(Task set):
a – Echo the account of Churchill and the Palestine Mandate word for word, starting with "In 1915, the" and going on through "would be fulfilled.".
b – Carry on the account of Churchill and the Palestine Mandate from the point where it stops.

(Provided passage):
[Begin]
The Articles of the Mandate for Palestine confirmed the intent of the 1917 Balfour Declaration, the statement of British support for “the establishment in Palestine of a national home for the Jewish people.” It also included the special privileges granted to the Jewish community in Palestine, which had begun in 1918 with the appointment of the Zionist Commission headed by Chaim Weizmann. The commission looked after the interests of the small and impoverished Jewish community and made some official contacts with local and regional Arab political leaders.

By April 1920, Jews made up eleven percent of the population of Palestine, and anti-Zionist riots broke out in Jerusalem, killing several and injuring many. In July, the existing British military administration was replaced by a civilian administration led by Sir Herbert Samuel, who was Jewish, as the High Commissioner. Samuel proceeded to implement the Balfour Declaration and announced a quota of 16,500 Jewish immigrants for the first year.

Winston Churchill speaking at the future site of the Hebrew University, 29 March 1921

To help Churchill focus on the Middle East, a Middle East Department was set up in the Colonial Office. John Shuckburgh, who had served for twenty-one years in the India Office political department, was head of its civil service.

Churchill also appointed T. E. Lawrence, known as Lawrence of Arabia, as his advisor on Arabian Affairs. Lawrence was renowned for his role during the First World War in the Arab Revolt (1916–1918) and in the Sinai and Palestine Campaign (1915–1918) against the Ottoman Empire.

In April 1921, Churchill prepared to leave London for Cairo and Jerusalem to determine the nature of British rule in both the Palestine and Iraq Mandates. Churchill had set aside four weeks for the task, which included visits to Jewish towns and villages in Palestine.

Before Churchill left London, his three senior Middle East advisers—Lawrence, Shuckburgh, and Major Hubert Young, who, like Lawrence, had helped the Arab forces during the revolt against the Turks—informed him there was no conflict between Britain’s wartime pledges to the Arabs and to the Jews.

In 1915, the Arabs were promised “British recognition and support for their independence” in the Turkish districts of Damascus, Hama, Homs, and Aleppo—each of which was mentioned in the promise—but did not include Palestine or Jerusalem. Two years later, Britain promised a national home for the Jewish people of Palestine; however, there was no mention of specific borders.

Accordingly, if the land east of the River Jordan became an Arab state, and the land west of the Jordan up to the Mediterranean Sea became the area of the Jewish National Home, both of Britain’s pledges would be fulfilled.

The Cairo Conference

Churchill left London for Egypt on the evening of Tuesday, 1 March 1921. He travelled by train to Marseille and was joined there by Clementine. They continued by steamship to Egypt and arrived on Wednesday, 9 March.

When Churchill arrived in Cairo, he avoided a hostile demonstration by students who were waiting for him at the station by leaving the train a few miles outside the city and motoring to his hotel.1 Small sporadic anti-Churchill demonstrations took place in Alexandria on Tuesday and Wednesday.
[End]
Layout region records
[Begin]
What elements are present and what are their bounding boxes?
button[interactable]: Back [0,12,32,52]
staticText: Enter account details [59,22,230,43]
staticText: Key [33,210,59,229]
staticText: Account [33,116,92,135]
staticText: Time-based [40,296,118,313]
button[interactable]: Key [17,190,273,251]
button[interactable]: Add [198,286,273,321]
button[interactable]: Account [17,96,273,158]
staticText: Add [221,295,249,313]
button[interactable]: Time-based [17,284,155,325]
[End]
(Per-task answers):
a –
In 1915, the Arabs were promised “British recognition and support for their independence” in the Turkish districts of Damascus, Hama, Homs, and Aleppo—each of which was mentioned in the promise—but did not include Palestine or Jerusalem. Two years later, Britain promised a national home for the Jewish people of Palestine; however, there was no mention of specific borders.

Accordingly, if the land east of the River Jordan became an Arab state, and the land west of the Jordan up to the Mediterranean Sea became the area of the Jewish National Home, both of Britain’s pledges would be fulfilled.

b –
The Cairo Conference began on Saturday, 12 March. The chief question to be discussed was the British mandates. During the conference, Churchill, who was accompanied by Lawrence, conferred with General Edmund Allenby, Sir Percy Cox, and Sir Herbert Samuel, respectively the High Commissioners for Egypt, Mesopotamia, and Palestine.2

On Thursday, 17 March, the decision was made was that the Transjordan region should indeed be separated from the rest of Palestine, as proposed by the Middle East Department and supported by Churchill. The dividing line would be the River Jordan. This decision enabled Britain to achieve its wartime pledges to the Arabs and Jews. Palestine, as it then became defined, included what today are the lands of both Israel and the West Bank.


At midnight on Wednesday, 23 March, Churchill, Clementine, Samuel, and Lawrence left Egypt by overnight train for Jerusalem via Gaza in Palestine. In what was then known as Western Palestine, 83,000 Jews and 600,000 Arabs lived between the Mediterranean Sea and River Jordan. No Jews lived east of the river.

Martin Gilbert describes the purpose of the visit: “Churchill’s principal objective in going to Jerusalem was to explain to Emir Abdullah the decision of the Cairo Conference, and of the British Government, that Britain would support him as ruler of the area of the Mandate lying east of the River Jordan—hence its name, Transjordan—provided that Abdullah would accept a Jewish National Home within Western Palestine, and do his utmost to prevent anti-Zionist agitation among his people east of the Jordan.”3

On the morning of Thursday, 24 March, Churchill’s train reached Gaza, the first large town within the southwestern boundaries of the Palestine Mandate. Churchill, Clementine, Samuel, and Lawrence were met by an honor guard of British police at the railway crossing. A mounted escort took them to Gaza City.

There was a tremendous reception for Churchill by a loud crowd that was shouting in Arabic “Cheers for the Minister” and for Great Britain. Their chief cries, however, were “Down with the Jews” and “Cut their throats.” Churchill and Samuel were thrilled with the passion of their reception, but unaware of what was being shouted.

Gilbert wrote that Lawrence, who spoke Arabic, understood the shouting, but did not tell Churchill. Although Lawrence was extremely anxious, the tour of the town went on as planned surrounded by the mob that was becoming more agitated. To Lawrence’s relief, the visit to Gaza City ended without incident.

On Friday, 25 March, despite a ban by British Mandate authorities on all public meetings during Churchill’s visit, there were Arab demonstrations in Haifa to protest against any further Jewish immigration.

When the authorities attempted to break up the demonstrations, violence ensued. Ten Jews and five policemen were wounded by knives and stones. Two innocent bystanders, a young boy and a Muslim woman, were killed.4


After leaving Gaza, Churchill took up residence in Government House on the crest of Mount Scopus in northeast Jerusalem. Churchill worked for three days preparing to listen to both Arab and Jewish representatives and to answer their respective requests.

Churchill observed that Mount Scopus provided the most beautiful panoramic view of the Old City of Jerusalem. As an ardent amateur artist, he arranged his easel and painted the sunset over the city.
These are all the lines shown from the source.